PROMPT: Among the lines of this listing, determine how many contain the string "data". Answer with the number only.
:::::
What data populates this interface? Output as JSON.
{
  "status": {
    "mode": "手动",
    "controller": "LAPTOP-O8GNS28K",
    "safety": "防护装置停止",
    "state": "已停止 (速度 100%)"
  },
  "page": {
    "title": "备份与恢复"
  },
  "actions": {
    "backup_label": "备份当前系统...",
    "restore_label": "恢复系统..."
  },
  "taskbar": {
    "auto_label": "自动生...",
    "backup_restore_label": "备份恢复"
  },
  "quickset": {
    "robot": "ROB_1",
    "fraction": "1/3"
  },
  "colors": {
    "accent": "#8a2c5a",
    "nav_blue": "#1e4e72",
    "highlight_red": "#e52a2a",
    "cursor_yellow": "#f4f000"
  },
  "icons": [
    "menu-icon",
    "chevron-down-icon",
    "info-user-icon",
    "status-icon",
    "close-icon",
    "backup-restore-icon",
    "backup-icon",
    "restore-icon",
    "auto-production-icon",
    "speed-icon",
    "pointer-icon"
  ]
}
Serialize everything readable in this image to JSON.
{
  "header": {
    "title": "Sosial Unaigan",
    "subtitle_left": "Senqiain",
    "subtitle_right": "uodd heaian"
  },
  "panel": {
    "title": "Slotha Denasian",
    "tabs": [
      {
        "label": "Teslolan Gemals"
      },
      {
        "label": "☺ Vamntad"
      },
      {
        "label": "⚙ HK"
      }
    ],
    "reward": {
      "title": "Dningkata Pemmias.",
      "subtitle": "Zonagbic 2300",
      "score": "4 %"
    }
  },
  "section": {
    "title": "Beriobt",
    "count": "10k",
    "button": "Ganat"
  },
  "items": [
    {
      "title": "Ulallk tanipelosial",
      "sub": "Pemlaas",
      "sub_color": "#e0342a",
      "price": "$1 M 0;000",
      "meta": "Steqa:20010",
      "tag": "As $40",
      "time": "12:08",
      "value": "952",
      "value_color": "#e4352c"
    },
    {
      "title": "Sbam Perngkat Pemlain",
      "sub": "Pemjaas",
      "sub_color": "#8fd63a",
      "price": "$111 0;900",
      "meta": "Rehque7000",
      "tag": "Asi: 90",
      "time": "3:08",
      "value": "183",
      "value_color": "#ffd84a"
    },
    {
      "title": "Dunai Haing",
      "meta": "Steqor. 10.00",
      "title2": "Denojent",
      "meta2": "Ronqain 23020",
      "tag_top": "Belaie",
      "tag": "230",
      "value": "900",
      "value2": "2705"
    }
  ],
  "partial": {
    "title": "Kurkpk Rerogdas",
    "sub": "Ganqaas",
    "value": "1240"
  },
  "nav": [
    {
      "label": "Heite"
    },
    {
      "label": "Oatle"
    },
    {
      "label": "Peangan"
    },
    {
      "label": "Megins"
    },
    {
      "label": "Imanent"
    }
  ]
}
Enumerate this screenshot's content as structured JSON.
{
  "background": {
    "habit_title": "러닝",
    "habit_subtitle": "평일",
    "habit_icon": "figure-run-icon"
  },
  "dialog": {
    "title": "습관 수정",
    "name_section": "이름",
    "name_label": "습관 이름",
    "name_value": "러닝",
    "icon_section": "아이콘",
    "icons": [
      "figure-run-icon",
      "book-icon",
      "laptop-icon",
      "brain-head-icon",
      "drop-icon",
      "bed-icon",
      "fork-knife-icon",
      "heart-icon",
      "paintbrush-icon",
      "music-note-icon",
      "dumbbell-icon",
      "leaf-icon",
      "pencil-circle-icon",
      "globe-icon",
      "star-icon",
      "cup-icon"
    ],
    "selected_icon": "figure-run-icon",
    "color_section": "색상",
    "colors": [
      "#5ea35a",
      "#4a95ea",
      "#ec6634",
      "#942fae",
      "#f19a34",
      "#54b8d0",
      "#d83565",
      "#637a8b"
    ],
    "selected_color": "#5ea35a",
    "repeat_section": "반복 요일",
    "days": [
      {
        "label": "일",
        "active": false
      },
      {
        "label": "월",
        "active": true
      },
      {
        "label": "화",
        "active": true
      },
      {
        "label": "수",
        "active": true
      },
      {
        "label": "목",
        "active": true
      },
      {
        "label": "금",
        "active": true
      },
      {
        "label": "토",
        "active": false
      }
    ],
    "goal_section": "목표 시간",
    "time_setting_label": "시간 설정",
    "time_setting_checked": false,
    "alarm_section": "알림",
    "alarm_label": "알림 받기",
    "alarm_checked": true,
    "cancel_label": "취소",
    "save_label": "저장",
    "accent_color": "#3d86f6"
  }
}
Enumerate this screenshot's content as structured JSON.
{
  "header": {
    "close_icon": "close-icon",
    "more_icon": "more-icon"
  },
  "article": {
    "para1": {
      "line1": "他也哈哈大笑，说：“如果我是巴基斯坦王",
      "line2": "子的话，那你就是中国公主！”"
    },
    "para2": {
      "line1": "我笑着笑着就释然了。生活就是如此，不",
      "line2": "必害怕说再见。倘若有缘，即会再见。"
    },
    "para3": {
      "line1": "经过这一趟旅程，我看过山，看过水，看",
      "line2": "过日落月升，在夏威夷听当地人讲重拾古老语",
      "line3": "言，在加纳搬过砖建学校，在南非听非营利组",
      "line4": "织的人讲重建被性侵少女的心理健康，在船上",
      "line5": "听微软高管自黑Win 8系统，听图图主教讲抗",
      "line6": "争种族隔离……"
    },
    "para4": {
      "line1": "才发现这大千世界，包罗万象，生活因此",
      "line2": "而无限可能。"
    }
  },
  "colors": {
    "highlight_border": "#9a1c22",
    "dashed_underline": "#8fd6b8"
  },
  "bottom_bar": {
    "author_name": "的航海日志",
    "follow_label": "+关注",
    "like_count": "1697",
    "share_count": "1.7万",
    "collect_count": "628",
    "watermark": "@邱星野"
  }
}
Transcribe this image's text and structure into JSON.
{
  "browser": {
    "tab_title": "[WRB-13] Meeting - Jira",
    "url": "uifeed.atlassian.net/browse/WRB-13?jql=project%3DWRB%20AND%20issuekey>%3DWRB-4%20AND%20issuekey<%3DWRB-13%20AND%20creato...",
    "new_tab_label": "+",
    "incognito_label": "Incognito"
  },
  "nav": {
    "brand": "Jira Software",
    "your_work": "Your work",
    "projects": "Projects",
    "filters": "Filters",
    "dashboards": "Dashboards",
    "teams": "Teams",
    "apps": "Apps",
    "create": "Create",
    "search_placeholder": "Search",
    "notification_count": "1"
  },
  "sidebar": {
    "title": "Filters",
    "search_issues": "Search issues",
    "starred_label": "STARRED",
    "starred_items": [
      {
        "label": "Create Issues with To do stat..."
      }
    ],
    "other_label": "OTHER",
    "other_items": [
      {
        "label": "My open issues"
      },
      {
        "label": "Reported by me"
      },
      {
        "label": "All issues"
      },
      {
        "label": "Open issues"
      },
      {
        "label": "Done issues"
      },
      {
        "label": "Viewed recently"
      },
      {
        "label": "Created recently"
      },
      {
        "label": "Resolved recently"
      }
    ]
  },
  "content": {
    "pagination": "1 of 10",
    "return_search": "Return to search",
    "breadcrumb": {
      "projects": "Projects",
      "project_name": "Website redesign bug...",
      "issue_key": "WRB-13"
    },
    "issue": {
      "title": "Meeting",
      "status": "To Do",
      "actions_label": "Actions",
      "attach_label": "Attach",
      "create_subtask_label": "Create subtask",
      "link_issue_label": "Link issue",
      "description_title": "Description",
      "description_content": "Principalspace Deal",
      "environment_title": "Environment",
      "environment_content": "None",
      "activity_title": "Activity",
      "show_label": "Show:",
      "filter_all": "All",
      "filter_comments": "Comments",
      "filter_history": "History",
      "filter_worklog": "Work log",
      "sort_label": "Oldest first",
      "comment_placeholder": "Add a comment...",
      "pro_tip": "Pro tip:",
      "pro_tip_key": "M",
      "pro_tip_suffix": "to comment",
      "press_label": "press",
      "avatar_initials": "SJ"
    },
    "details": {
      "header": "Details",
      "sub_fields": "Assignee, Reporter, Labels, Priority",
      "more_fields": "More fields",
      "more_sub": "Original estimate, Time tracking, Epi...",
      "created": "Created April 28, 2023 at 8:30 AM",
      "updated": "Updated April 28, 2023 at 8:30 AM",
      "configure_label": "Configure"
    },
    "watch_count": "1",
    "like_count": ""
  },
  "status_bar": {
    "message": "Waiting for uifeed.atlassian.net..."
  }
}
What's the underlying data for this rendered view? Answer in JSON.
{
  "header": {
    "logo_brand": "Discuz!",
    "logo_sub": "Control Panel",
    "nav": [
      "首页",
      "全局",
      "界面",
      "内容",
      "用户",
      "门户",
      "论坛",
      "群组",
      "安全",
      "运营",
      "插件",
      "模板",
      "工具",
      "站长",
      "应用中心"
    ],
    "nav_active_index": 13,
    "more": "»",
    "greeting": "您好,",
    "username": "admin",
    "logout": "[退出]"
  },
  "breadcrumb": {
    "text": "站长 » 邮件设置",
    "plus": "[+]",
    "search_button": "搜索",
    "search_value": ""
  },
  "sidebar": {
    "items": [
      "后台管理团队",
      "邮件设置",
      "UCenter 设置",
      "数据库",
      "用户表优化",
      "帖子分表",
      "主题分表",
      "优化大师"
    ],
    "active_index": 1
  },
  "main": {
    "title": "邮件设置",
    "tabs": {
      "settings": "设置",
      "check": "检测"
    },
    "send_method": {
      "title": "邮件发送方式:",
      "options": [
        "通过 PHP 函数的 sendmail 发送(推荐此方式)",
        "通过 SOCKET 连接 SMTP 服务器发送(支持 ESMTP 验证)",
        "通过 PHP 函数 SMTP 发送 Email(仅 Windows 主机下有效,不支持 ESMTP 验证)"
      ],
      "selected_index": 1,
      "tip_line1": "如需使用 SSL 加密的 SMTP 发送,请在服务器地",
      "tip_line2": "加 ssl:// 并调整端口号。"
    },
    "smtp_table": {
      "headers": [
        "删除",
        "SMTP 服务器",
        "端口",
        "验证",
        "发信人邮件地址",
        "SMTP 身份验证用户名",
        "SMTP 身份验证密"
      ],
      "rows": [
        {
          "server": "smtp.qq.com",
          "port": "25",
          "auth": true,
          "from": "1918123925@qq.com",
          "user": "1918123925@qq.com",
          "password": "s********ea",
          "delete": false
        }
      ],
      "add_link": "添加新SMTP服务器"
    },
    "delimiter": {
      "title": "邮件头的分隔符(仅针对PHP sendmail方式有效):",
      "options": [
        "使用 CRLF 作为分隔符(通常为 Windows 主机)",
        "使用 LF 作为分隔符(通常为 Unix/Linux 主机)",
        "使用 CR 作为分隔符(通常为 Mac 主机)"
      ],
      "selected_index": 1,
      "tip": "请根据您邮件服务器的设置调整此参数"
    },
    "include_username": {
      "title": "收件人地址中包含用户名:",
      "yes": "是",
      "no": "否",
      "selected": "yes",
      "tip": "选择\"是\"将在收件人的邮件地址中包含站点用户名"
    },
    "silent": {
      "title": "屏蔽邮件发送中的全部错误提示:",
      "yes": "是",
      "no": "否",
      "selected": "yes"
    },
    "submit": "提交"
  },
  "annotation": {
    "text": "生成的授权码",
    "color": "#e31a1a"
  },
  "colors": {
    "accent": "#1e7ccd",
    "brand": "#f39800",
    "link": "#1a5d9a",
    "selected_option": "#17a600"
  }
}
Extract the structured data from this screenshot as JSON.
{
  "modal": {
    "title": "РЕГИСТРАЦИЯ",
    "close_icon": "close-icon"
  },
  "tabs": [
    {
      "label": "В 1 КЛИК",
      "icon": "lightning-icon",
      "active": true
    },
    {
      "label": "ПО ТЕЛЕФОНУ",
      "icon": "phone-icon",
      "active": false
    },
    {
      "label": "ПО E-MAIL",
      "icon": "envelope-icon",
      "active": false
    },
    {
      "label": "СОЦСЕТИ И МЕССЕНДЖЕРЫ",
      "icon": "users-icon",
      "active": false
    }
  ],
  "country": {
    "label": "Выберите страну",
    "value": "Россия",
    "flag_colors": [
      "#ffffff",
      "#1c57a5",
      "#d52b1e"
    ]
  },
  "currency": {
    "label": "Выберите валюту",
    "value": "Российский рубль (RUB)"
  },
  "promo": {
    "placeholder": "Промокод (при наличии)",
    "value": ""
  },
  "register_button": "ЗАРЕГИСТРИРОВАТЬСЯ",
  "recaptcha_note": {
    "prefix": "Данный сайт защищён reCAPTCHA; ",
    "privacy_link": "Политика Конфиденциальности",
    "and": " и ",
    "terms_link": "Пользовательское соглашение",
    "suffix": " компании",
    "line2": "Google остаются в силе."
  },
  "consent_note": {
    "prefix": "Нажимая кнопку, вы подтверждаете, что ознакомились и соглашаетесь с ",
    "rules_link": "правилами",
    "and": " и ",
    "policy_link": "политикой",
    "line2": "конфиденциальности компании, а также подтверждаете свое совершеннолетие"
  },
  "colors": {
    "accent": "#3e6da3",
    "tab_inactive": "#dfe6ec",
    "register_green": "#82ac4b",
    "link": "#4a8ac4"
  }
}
:::::
OUTPUT FOR THIS EXERCISE: 3